YOUR INSTRUCTIONS => The listing below is to be output in its exact form.

MATERIAL SHOWN =>
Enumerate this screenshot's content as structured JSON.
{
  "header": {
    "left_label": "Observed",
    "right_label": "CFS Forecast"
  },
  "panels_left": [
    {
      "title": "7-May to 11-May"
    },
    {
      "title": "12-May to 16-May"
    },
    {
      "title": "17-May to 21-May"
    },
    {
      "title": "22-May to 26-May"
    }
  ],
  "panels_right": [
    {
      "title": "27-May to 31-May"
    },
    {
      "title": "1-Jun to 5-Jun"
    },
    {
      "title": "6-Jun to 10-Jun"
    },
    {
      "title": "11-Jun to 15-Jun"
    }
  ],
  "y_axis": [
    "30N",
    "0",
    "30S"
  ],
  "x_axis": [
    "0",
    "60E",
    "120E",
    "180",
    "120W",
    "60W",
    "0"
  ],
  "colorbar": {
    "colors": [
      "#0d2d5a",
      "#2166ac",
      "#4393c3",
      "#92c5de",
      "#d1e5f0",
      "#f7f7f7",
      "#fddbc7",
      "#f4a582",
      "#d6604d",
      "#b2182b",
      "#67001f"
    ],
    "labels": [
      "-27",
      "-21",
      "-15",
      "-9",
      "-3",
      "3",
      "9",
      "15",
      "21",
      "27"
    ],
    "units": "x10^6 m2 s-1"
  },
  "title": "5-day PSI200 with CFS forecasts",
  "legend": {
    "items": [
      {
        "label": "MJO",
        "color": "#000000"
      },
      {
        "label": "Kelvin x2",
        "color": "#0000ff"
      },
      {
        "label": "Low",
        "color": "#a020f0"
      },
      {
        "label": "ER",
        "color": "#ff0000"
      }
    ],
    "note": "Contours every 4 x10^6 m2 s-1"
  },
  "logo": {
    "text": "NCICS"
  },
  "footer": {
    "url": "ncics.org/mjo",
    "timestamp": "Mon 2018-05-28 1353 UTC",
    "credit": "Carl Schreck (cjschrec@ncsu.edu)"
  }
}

SOLUTION BELOW =>
Enumerate this screenshot's content as structured JSON.
{
  "header": {
    "left_label": "Observed",
    "right_label": "CFS Forecast"
  },
  "panels_left": [
    {
      "title": "7-May to 11-May"
    },
    {
      "title": "12-May to 16-May"
    },
    {
      "title": "17-May to 21-May"
    },
    {
      "title": "22-May to 26-May"
    }
  ],
  "panels_right": [
    {
      "title": "27-May to 31-May"
    },
    {
      "title": "1-Jun to 5-Jun"
    },
    {
      "title": "6-Jun to 10-Jun"
    },
    {
      "title": "11-Jun to 15-Jun"
    }
  ],
  "y_axis": [
    "30N",
    "0",
    "30S"
  ],
  "x_axis": [
    "0",
    "60E",
    "120E",
    "180",
    "120W",
    "60W",
    "0"
  ],
  "colorbar": {
    "colors": [
      "#0d2d5a",
      "#2166ac",
      "#4393c3",
      "#92c5de",
      "#d1e5f0",
      "#f7f7f7",
      "#fddbc7",
      "#f4a582",
      "#d6604d",
      "#b2182b",
      "#67001f"
    ],
    "labels": [
      "-27",
      "-21",
      "-15",
      "-9",
      "-3",
      "3",
      "9",
      "15",
      "21",
      "27"
    ],
    "units": "x10^6 m2 s-1"
  },
  "title": "5-day PSI200 with CFS forecasts",
  "legend": {
    "items": [
      {
        "label": "MJO",
        "color": "#000000"
      },
      {
        "label": "Kelvin x2",
        "color": "#0000ff"
      },
      {
        "label": "Low",
        "color": "#a020f0"
      },
      {
        "label": "ER",
        "color": "#ff0000"
      }
    ],
    "note": "Contours every 4 x10^6 m2 s-1"
  },
  "logo": {
    "text": "NCICS"
  },
  "footer": {
    "url": "ncics.org/mjo",
    "timestamp": "Mon 2018-05-28 1353 UTC",
    "credit": "Carl Schreck (cjschrec@ncsu.edu)"
  }
}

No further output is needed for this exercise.